> _WHAT YOU HAVE TO DO_:
Your answer should be one number: how many lines of the records hold the string "with".

> _RECORDS TO PROCESS_:
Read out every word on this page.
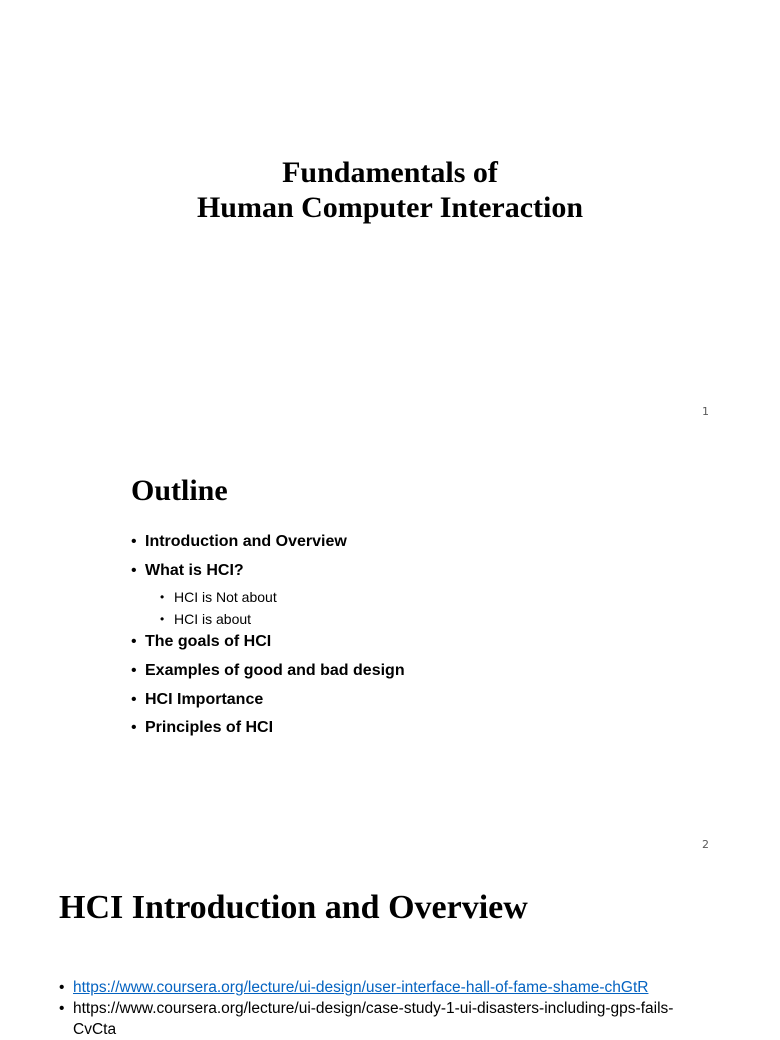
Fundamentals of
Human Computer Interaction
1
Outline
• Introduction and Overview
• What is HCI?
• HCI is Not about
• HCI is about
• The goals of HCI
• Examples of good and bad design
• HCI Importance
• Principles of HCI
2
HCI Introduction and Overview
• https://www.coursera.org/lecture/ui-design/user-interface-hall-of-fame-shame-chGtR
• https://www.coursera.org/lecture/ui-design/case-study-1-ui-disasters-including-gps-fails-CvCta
==
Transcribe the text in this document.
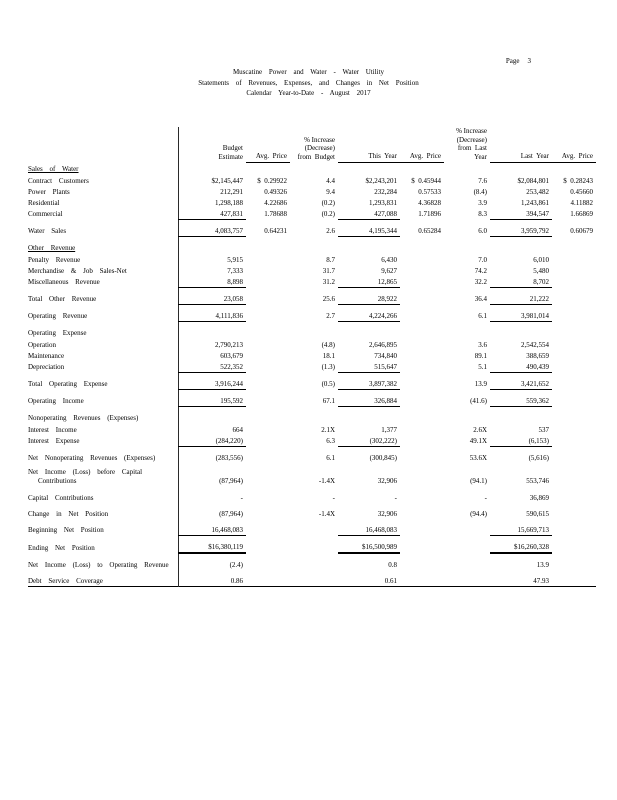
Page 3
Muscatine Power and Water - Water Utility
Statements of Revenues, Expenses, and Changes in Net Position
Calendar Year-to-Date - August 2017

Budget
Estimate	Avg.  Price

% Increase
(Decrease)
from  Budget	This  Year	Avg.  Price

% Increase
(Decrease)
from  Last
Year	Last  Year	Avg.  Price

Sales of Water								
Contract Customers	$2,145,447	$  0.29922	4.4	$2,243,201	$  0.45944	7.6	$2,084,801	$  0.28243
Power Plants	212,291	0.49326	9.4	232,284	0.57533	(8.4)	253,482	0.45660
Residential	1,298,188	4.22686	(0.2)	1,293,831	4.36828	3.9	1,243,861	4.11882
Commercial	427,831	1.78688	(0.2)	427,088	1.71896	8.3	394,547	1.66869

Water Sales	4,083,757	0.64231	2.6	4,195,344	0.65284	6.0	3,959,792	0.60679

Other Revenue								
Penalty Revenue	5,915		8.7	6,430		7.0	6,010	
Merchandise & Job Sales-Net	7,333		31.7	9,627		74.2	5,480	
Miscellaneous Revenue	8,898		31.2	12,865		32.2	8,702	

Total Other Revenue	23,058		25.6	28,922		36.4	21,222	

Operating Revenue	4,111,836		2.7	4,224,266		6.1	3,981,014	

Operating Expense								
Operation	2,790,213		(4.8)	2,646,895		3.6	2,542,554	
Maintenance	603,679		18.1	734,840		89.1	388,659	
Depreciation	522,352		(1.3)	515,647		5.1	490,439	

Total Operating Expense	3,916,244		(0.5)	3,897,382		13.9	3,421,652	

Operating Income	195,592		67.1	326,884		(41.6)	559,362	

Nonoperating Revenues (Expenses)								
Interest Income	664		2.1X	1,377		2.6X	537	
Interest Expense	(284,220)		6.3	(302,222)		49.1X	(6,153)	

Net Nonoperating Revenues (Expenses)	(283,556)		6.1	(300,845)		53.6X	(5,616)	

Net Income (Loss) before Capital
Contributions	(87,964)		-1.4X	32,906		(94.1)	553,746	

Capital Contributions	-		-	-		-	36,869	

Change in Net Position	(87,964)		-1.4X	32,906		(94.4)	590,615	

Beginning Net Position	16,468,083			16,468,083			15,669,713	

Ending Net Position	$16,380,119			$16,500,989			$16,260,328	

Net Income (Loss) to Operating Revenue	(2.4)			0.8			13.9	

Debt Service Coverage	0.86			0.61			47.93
* * *
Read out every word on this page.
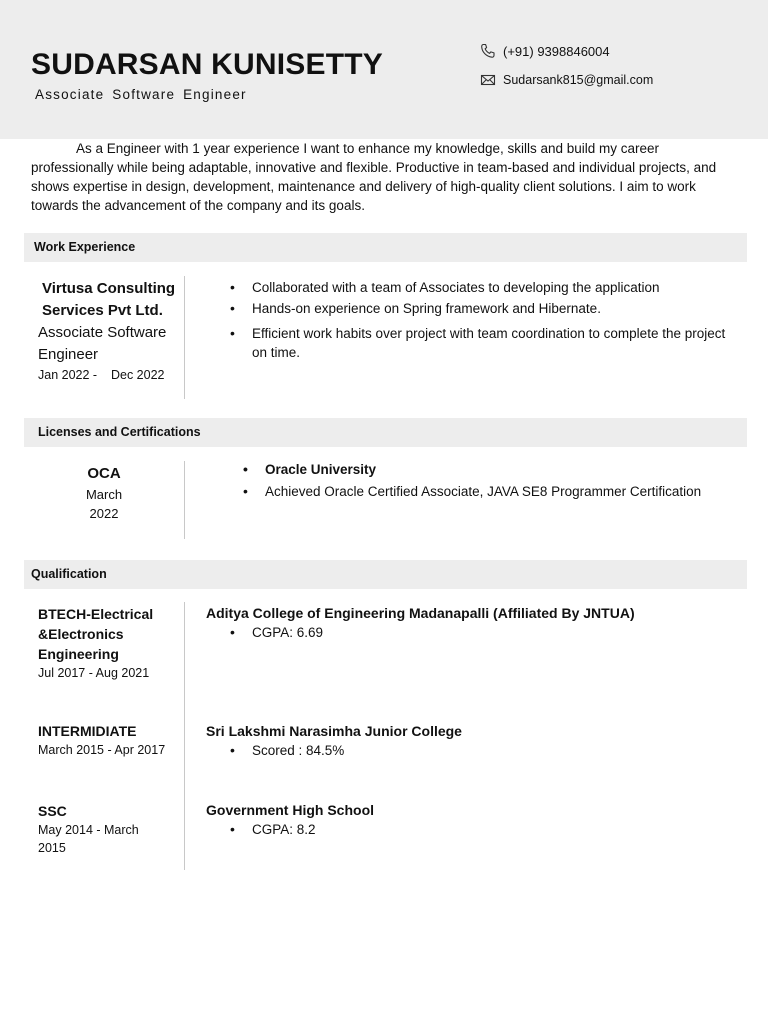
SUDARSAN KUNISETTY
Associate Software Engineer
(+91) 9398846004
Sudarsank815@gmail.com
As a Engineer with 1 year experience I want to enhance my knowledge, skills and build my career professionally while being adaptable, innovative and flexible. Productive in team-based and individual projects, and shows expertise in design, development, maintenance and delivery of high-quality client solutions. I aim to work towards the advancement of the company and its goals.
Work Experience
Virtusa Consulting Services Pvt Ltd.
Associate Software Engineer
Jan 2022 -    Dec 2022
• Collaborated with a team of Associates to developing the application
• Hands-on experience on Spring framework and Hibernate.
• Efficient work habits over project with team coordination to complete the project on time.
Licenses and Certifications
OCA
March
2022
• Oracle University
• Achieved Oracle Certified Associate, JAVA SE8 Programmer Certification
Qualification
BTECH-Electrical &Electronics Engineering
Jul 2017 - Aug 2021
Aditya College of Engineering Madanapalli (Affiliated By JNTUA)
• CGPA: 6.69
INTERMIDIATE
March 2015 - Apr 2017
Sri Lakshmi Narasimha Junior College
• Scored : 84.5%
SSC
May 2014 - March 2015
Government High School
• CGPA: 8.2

> _WRITTEN ANSWER_:
3